* _Given request_
Copy each line that has the string "When" somewhere in it.

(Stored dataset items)

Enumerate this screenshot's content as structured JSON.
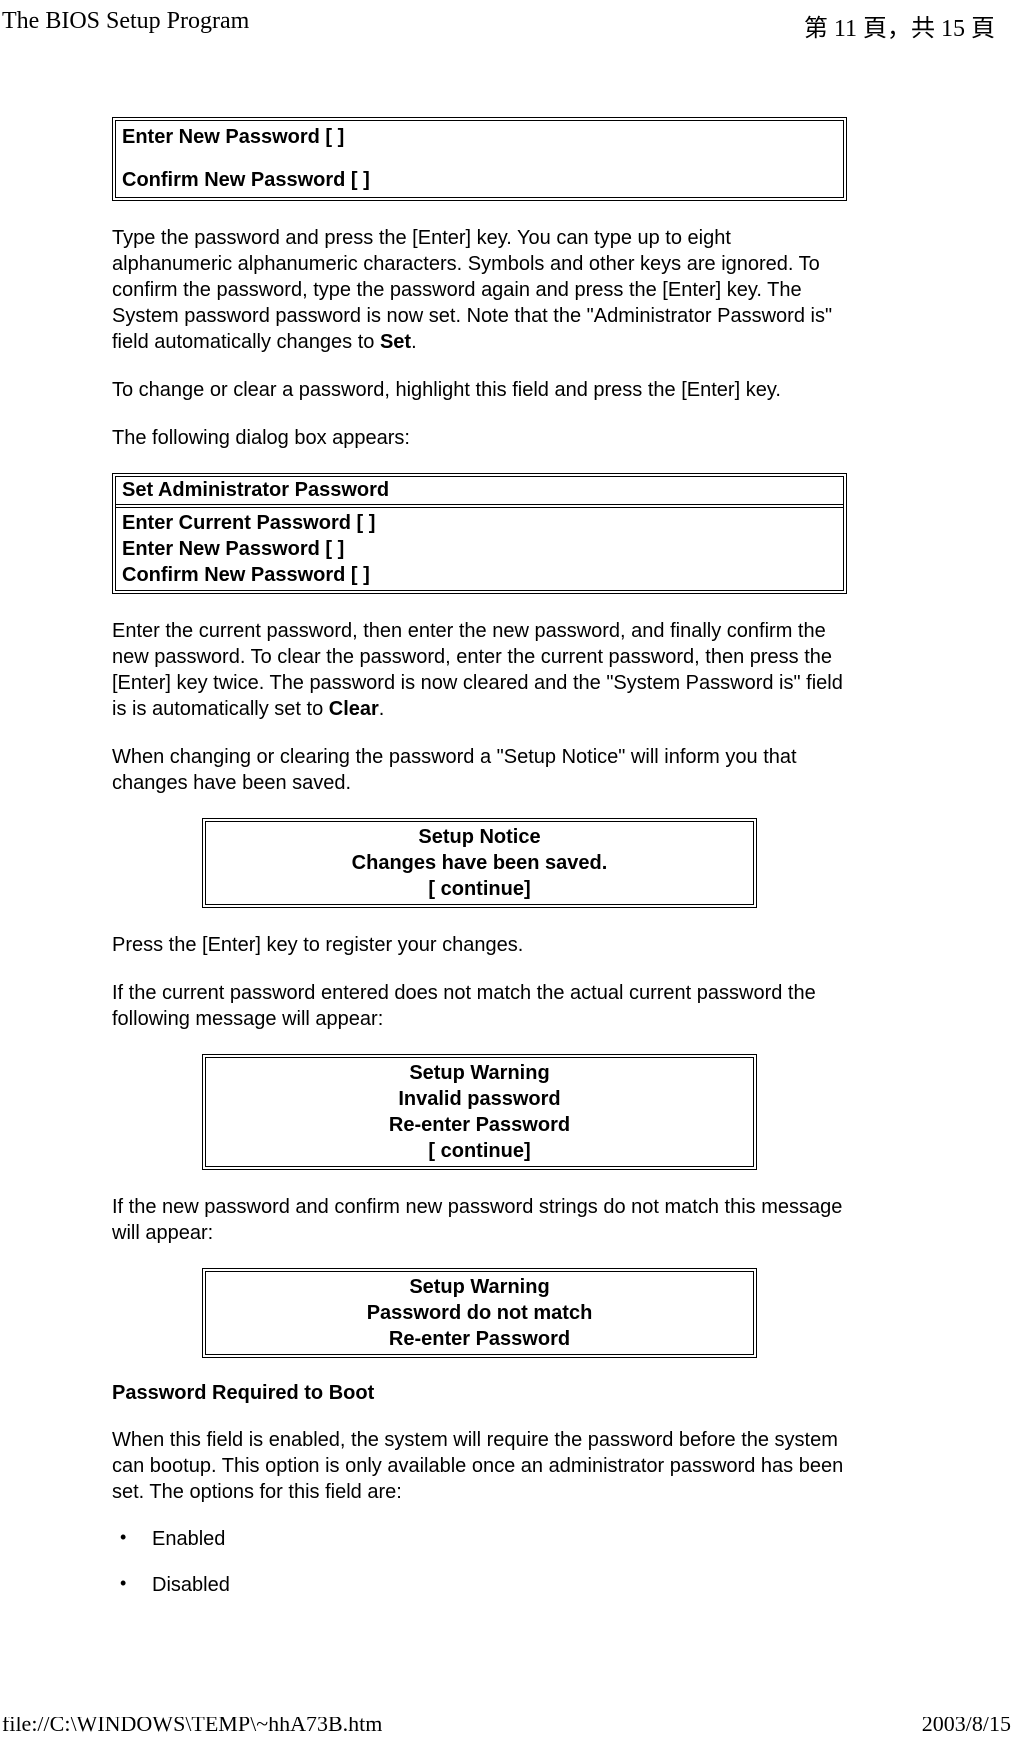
{
  "header": {
    "title_left": "The BIOS Setup Program",
    "page_indicator": "第 11 頁，共 15 頁"
  },
  "box1": {
    "line1": "Enter New Password [ ]",
    "line2": "Confirm New Password [ ]"
  },
  "para1_a": "Type the password and press the [Enter] key. You can type up to eight alphanumeric alphanumeric characters. Symbols and other keys are ignored. To confirm the password, type the password again and press the [Enter] key. The System password password is now set. Note that the \"Administrator Password is\" field automatically changes to ",
  "para1_b": "Set",
  "para1_c": ".",
  "para2": "To change or clear a password, highlight this field and press the [Enter] key.",
  "para3": "The following dialog box appears:",
  "box2": {
    "title": "Set Administrator Password",
    "line1": "Enter Current Password [ ]",
    "line2": "Enter New Password [ ]",
    "line3": "Confirm New Password [ ]"
  },
  "para4_a": "Enter the current password, then enter the new password, and finally confirm the new password. To clear the password, enter the current password, then press the [Enter] key twice. The password is now cleared and the \"System Password is\" field is is automatically set to ",
  "para4_b": "Clear",
  "para4_c": ".",
  "para5": "When changing or clearing the password a \"Setup Notice\" will inform you that changes have been saved.",
  "notice1": {
    "l1": "Setup Notice",
    "l2": "Changes have been saved.",
    "l3": "[ continue]"
  },
  "para6": "Press the [Enter] key to register your changes.",
  "para7": "If the current password entered does not match the actual current password the following message will appear:",
  "notice2": {
    "l1": "Setup Warning",
    "l2": "Invalid password",
    "l3": "Re-enter Password",
    "l4": "[ continue]"
  },
  "para8": "If the new password and confirm new password strings do not match this message will appear:",
  "notice3": {
    "l1": "Setup Warning",
    "l2": "Password do not match",
    "l3": "Re-enter Password"
  },
  "section": {
    "heading": "Password Required to Boot",
    "body": "When this field is enabled, the system will require the password before the system can bootup. This option is only available once an administrator password has been set. The options for this field are:",
    "opt1": "Enabled",
    "opt2": "Disabled"
  },
  "footer": {
    "path": "file://C:\\WINDOWS\\TEMP\\~hhA73B.htm",
    "date": "2003/8/15"
  }
}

* _Solved exercise_
  "para5": "When changing or clearing the password a \"Setup Notice\" will inform you that changes have been saved.",
    "body": "When this field is enabled, the system will require the password before the system can bootup. This option is only available once an administrator password has been set. The options for this field are:",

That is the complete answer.